For the data below, work out how many lines include the string "shuttles" and report only the number.

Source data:
* * *

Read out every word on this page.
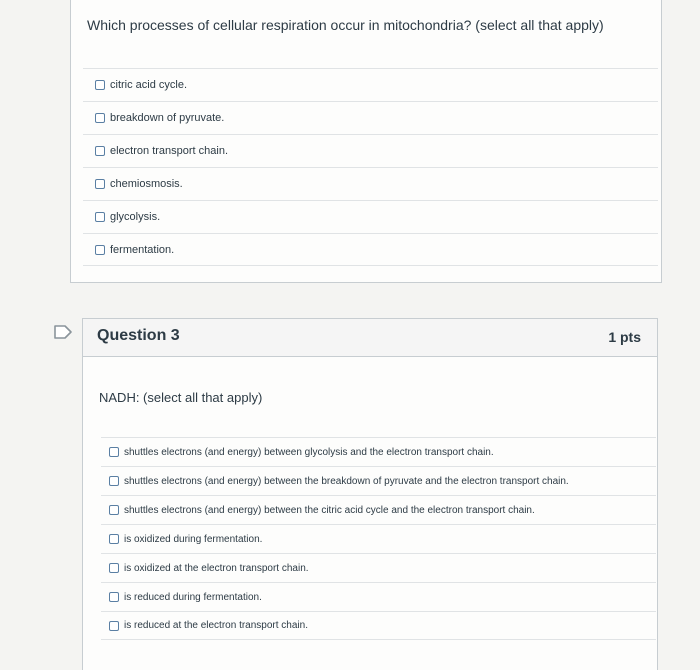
Which processes of cellular respiration occur in mitochondria? (select all that apply)
citric acid cycle.
breakdown of pyruvate.
electron transport chain.
chemiosmosis.
glycolysis.
fermentation.
Question 3	1 pts
NADH: (select all that apply)
shuttles electrons (and energy) between glycolysis and the electron transport chain.
shuttles electrons (and energy) between the breakdown of pyruvate and the electron transport chain.
shuttles electrons (and energy) between the citric acid cycle and the electron transport chain.
is oxidized during fermentation.
is oxidized at the electron transport chain.
is reduced during fermentation.
is reduced at the electron transport chain.
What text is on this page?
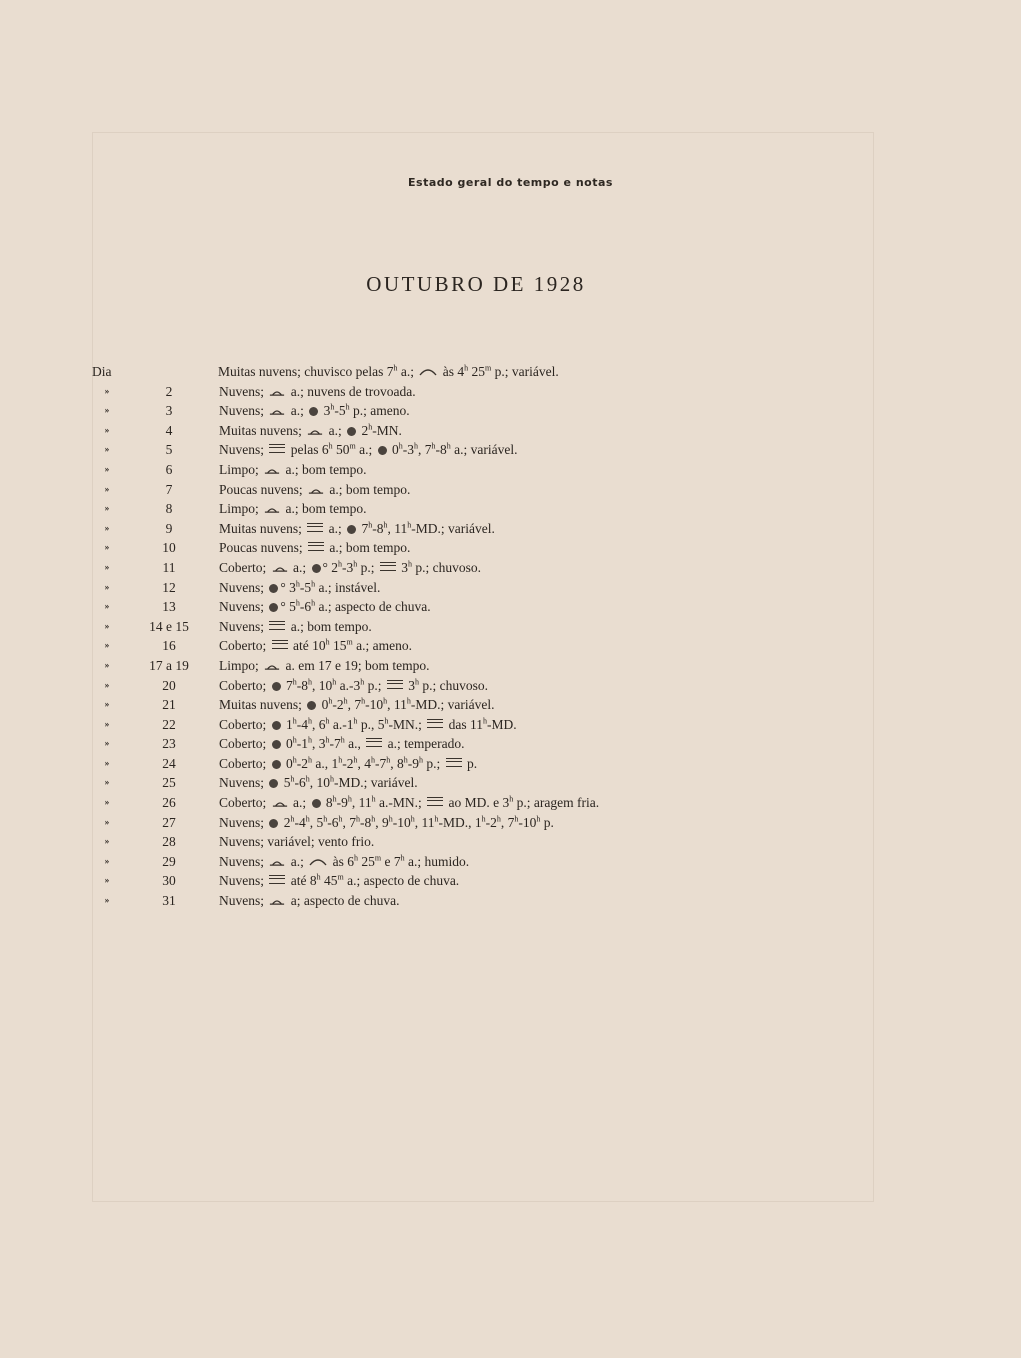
Estado geral do tempo e notas
OUTUBRO DE 1928
Dia	Muitas nuvens; chuvisco pelas 7$^h$ a.;  às 4$^h$ 25$^m$ p.; variável.
»	2	Nuvens;  a.; nuvens de trovoada.
»	3	Nuvens;  a.;  3$^h$-5$^h$ p.; ameno.
»	4	Muitas nuvens;  a.;  2$^h$-MN.
»	5	Nuvens;  pelas 6$^h$ 50$^m$ a.;  0$^h$-3$^h$, 7$^h$-8$^h$ a.; variável.
»	6	Limpo;  a.; bom tempo.
»	7	Poucas nuvens;  a.; bom tempo.
»	8	Limpo;  a.; bom tempo.
»	9	Muitas nuvens;  a.;  7$^h$-8$^h$, 11$^h$-MD.; variável.
»	10	Poucas nuvens;  a.; bom tempo.
»	11	Coberto;  a.; ° 2$^h$-3$^h$ p.;  3$^h$ p.; chuvoso.
»	12	Nuvens; ° 3$^h$-5$^h$ a.; instável.
»	13	Nuvens; ° 5$^h$-6$^h$ a.; aspecto de chuva.
»	14 e 15	Nuvens;  a.; bom tempo.
»	16	Coberto;  até 10$^h$ 15$^m$ a.; ameno.
»	17 a 19	Limpo;  a. em 17 e 19; bom tempo.
»	20	Coberto;  7$^h$-8$^h$, 10$^h$ a.-3$^h$ p.;  3$^h$ p.; chuvoso.
»	21	Muitas nuvens;  0$^h$-2$^h$, 7$^h$-10$^h$, 11$^h$-MD.; variável.
»	22	Coberto;  1$^h$-4$^h$, 6$^h$ a.-1$^h$ p., 5$^h$-MN.;  das 11$^h$-MD.
»	23	Coberto;  0$^h$-1$^h$, 3$^h$-7$^h$ a.,  a.; temperado.
»	24	Coberto;  0$^h$-2$^h$ a., 1$^h$-2$^h$, 4$^h$-7$^h$, 8$^h$-9$^h$ p.;  p.
»	25	Nuvens;  5$^h$-6$^h$, 10$^h$-MD.; variável.
»	26	Coberto;  a.;  8$^h$-9$^h$, 11$^h$ a.-MN.;  ao MD. e 3$^h$ p.; aragem fria.
»	27	Nuvens;  2$^h$-4$^h$, 5$^h$-6$^h$, 7$^h$-8$^h$, 9$^h$-10$^h$, 11$^h$-MD., 1$^h$-2$^h$, 7$^h$-10$^h$ p.
»	28	Nuvens; variável; vento frio.
»	29	Nuvens;  a.;  às 6$^h$ 25$^m$ e 7$^h$ a.; humido.
»	30	Nuvens;  até 8$^h$ 45$^m$ a.; aspecto de chuva.
»	31	Nuvens;  a; aspecto de chuva.
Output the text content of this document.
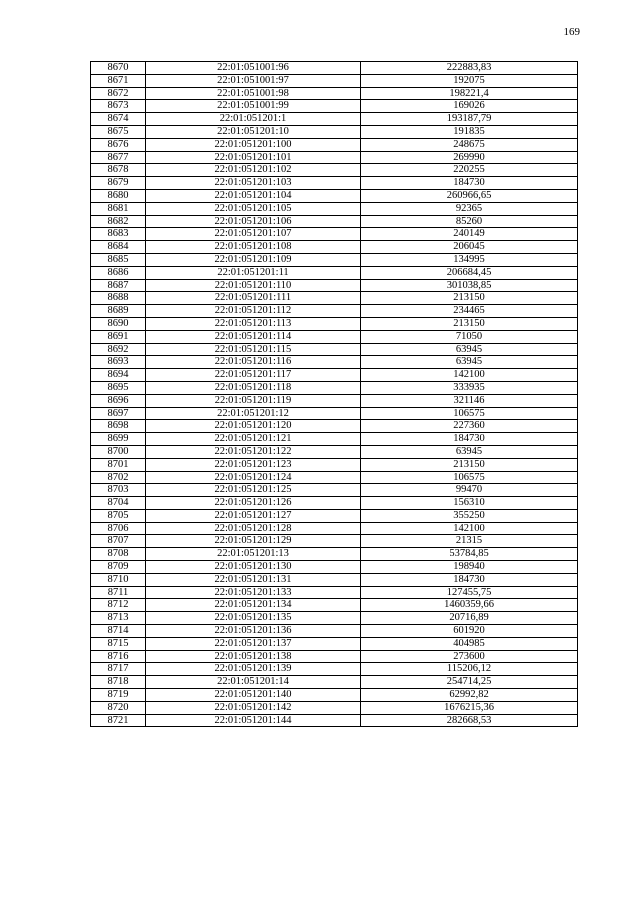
169
8670	22:01:051001:96	222883,83
8671	22:01:051001:97	192075
8672	22:01:051001:98	198221,4
8673	22:01:051001:99	169026
8674	22:01:051201:1	193187,79
8675	22:01:051201:10	191835
8676	22:01:051201:100	248675
8677	22:01:051201:101	269990
8678	22:01:051201:102	220255
8679	22:01:051201:103	184730
8680	22:01:051201:104	260966,65
8681	22:01:051201:105	92365
8682	22:01:051201:106	85260
8683	22:01:051201:107	240149
8684	22:01:051201:108	206045
8685	22:01:051201:109	134995
8686	22:01:051201:11	206684,45
8687	22:01:051201:110	301038,85
8688	22:01:051201:111	213150
8689	22:01:051201:112	234465
8690	22:01:051201:113	213150
8691	22:01:051201:114	71050
8692	22:01:051201:115	63945
8693	22:01:051201:116	63945
8694	22:01:051201:117	142100
8695	22:01:051201:118	333935
8696	22:01:051201:119	321146
8697	22:01:051201:12	106575
8698	22:01:051201:120	227360
8699	22:01:051201:121	184730
8700	22:01:051201:122	63945
8701	22:01:051201:123	213150
8702	22:01:051201:124	106575
8703	22:01:051201:125	99470
8704	22:01:051201:126	156310
8705	22:01:051201:127	355250
8706	22:01:051201:128	142100
8707	22:01:051201:129	21315
8708	22:01:051201:13	53784,85
8709	22:01:051201:130	198940
8710	22:01:051201:131	184730
8711	22:01:051201:133	127455,75
8712	22:01:051201:134	1460359,66
8713	22:01:051201:135	20716,89
8714	22:01:051201:136	601920
8715	22:01:051201:137	404985
8716	22:01:051201:138	273600
8717	22:01:051201:139	115206,12
8718	22:01:051201:14	254714,25
8719	22:01:051201:140	62992,82
8720	22:01:051201:142	1676215,36
8721	22:01:051201:144	282668,53
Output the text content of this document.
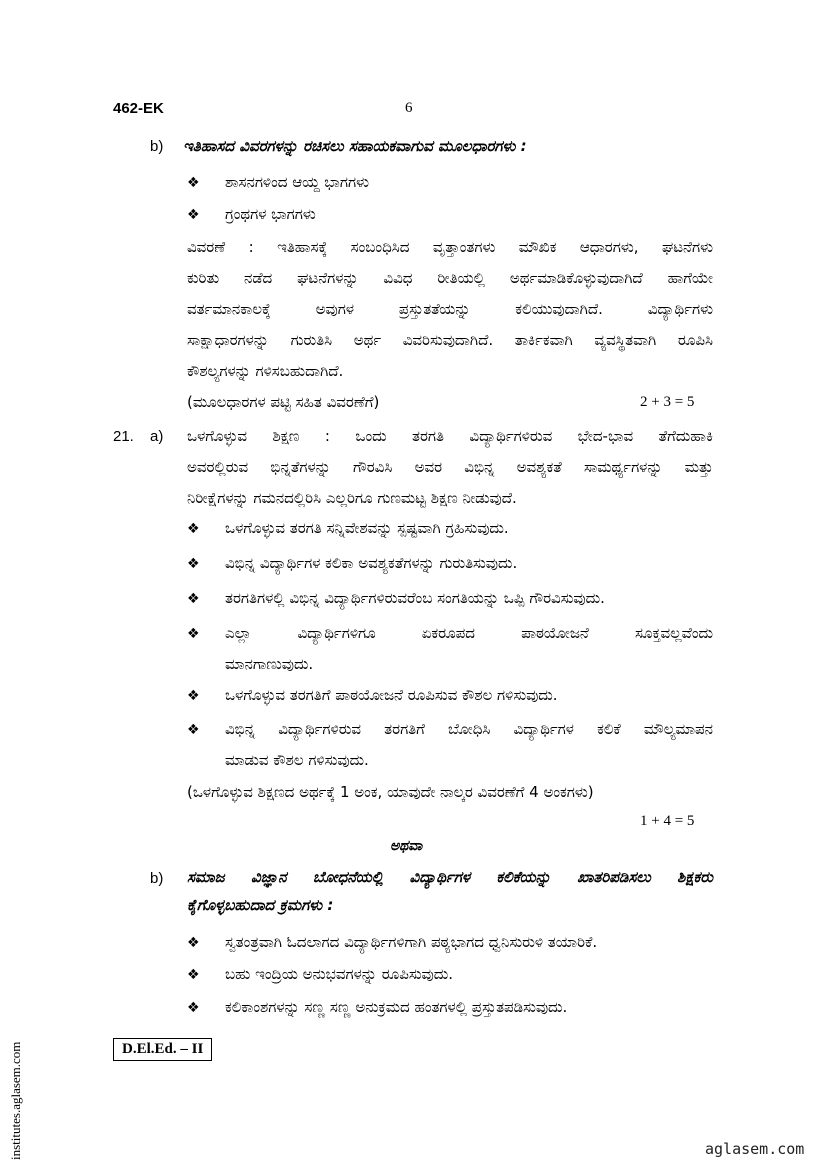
462-EK	6
b) ಇತಿಹಾಸದ ವಿವರಗಳನ್ನು ರಚಿಸಲು ಸಹಾಯಕವಾಗುವ ಮೂಲಧಾರಗಳು :
❖ ಶಾಸನಗಳಿಂದ ಆಯ್ದ ಭಾಗಗಳು
❖ ಗ್ರಂಥಗಳ ಭಾಗಗಳು
ವಿವರಣೆ : ಇತಿಹಾಸಕ್ಕೆ ಸಂಬಂಧಿಸಿದ ವೃತ್ತಾಂತಗಳು ಮೌಖಿಕ ಆಧಾರಗಳು, ಘಟನೆಗಳು
ಕುರಿತು ನಡೆದ ಘಟನೆಗಳನ್ನು ವಿವಿಧ ರೀತಿಯಲ್ಲಿ ಅರ್ಥಮಾಡಿಕೊಳ್ಳುವುದಾಗಿದೆ ಹಾಗೆಯೇ
ವರ್ತಮಾನಕಾಲಕ್ಕೆ ಅವುಗಳ ಪ್ರಸ್ತುತತೆಯನ್ನು ಕಲಿಯುವುದಾಗಿದೆ. ವಿದ್ಯಾರ್ಥಿಗಳು
ಸಾಕ್ಷಾಧಾರಗಳನ್ನು ಗುರುತಿಸಿ ಅರ್ಥ ವಿವರಿಸುವುದಾಗಿದೆ. ತಾರ್ಕಿಕವಾಗಿ ವ್ಯವಸ್ಥಿತವಾಗಿ ರೂಪಿಸಿ
ಕೌಶಲ್ಯಗಳನ್ನು ಗಳಿಸಬಹುದಾಗಿದೆ.
(ಮೂಲಧಾರಗಳ ಪಟ್ಟಿ ಸಹಿತ ವಿವರಣೆಗೆ)	2 + 3 = 5
21. a) ಒಳಗೊಳ್ಳುವ ಶಿಕ್ಷಣ : ಒಂದು ತರಗತಿ ವಿದ್ಯಾರ್ಥಿಗಳಿರುವ ಭೇದ-ಭಾವ ತೆಗೆದುಹಾಕಿ
ಅವರಲ್ಲಿರುವ ಭಿನ್ನತೆಗಳನ್ನು ಗೌರವಿಸಿ ಅವರ ವಿಭಿನ್ನ ಅವಶ್ಯಕತೆ ಸಾಮರ್ಥ್ಯಗಳನ್ನು ಮತ್ತು
ನಿರೀಕ್ಷೆಗಳನ್ನು ಗಮನದಲ್ಲಿರಿಸಿ ಎಲ್ಲರಿಗೂ ಗುಣಮಟ್ಟ ಶಿಕ್ಷಣ ನೀಡುವುದೆ.
❖ ಒಳಗೊಳ್ಳುವ ತರಗತಿ ಸನ್ನಿವೇಶವನ್ನು ಸ್ಪಷ್ಟವಾಗಿ ಗ್ರಹಿಸುವುದು.
❖ ವಿಭಿನ್ನ ವಿದ್ಯಾರ್ಥಿಗಳ ಕಲಿಕಾ ಅವಶ್ಯಕತೆಗಳನ್ನು ಗುರುತಿಸುವುದು.
❖ ತರಗತಿಗಳಲ್ಲಿ ವಿಭಿನ್ನ ವಿದ್ಯಾರ್ಥಿಗಳಿರುವರೆಂಬ ಸಂಗತಿಯನ್ನು ಒಪ್ಪಿ ಗೌರವಿಸುವುದು.
❖ ಎಲ್ಲಾ ವಿದ್ಯಾರ್ಥಿಗಳಿಗೂ ಏಕರೂಪದ ಪಾಠಯೋಜನೆ ಸೂಕ್ತವಲ್ಲವೆಂದು
ಮಾನಗಾಣುವುದು.
❖ ಒಳಗೊಳ್ಳುವ ತರಗತಿಗೆ ಪಾಠಯೋಜನೆ ರೂಪಿಸುವ ಕೌಶಲ ಗಳಿಸುವುದು.
❖ ವಿಭಿನ್ನ ವಿದ್ಯಾರ್ಥಿಗಳಿರುವ ತರಗತಿಗೆ ಬೋಧಿಸಿ ವಿದ್ಯಾರ್ಥಿಗಳ ಕಲಿಕೆ ಮೌಲ್ಯಮಾಪನ
ಮಾಡುವ ಕೌಶಲ ಗಳಿಸುವುದು.
(ಒಳಗೊಳ್ಳುವ ಶಿಕ್ಷಣದ ಅರ್ಥಕ್ಕೆ 1 ಅಂಕ, ಯಾವುದೇ ನಾಲ್ಕರ ವಿವರಣೆಗೆ 4 ಅಂಕಗಳು)
1 + 4 = 5
ಅಥವಾ
b) ಸಮಾಜ ವಿಜ್ಞಾನ ಬೋಧನೆಯಲ್ಲಿ ವಿದ್ಯಾರ್ಥಿಗಳ ಕಲಿಕೆಯನ್ನು ಖಾತರಿಪಡಿಸಲು ಶಿಕ್ಷಕರು
ಕೈಗೊಳ್ಳಬಹುದಾದ ಕ್ರಮಗಳು :
❖ ಸ್ವತಂತ್ರವಾಗಿ ಓದಲಾಗದ ವಿದ್ಯಾರ್ಥಿಗಳಿಗಾಗಿ ಪಠ್ಯಭಾಗದ ಧ್ವನಿಸುರುಳಿ ತಯಾರಿಕೆ.
❖ ಬಹು ಇಂದ್ರಿಯ ಅನುಭವಗಳನ್ನು ರೂಪಿಸುವುದು.
❖ ಕಲಿಕಾಂಶಗಳನ್ನು ಸಣ್ಣ ಸಣ್ಣ ಅನುಕ್ರಮದ ಹಂತಗಳಲ್ಲಿ ಪ್ರಸ್ತುತಪಡಿಸುವುದು.
D.El.Ed. – II
institutes.aglasem.com	aglasem.com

* * *

» Exercise response: 3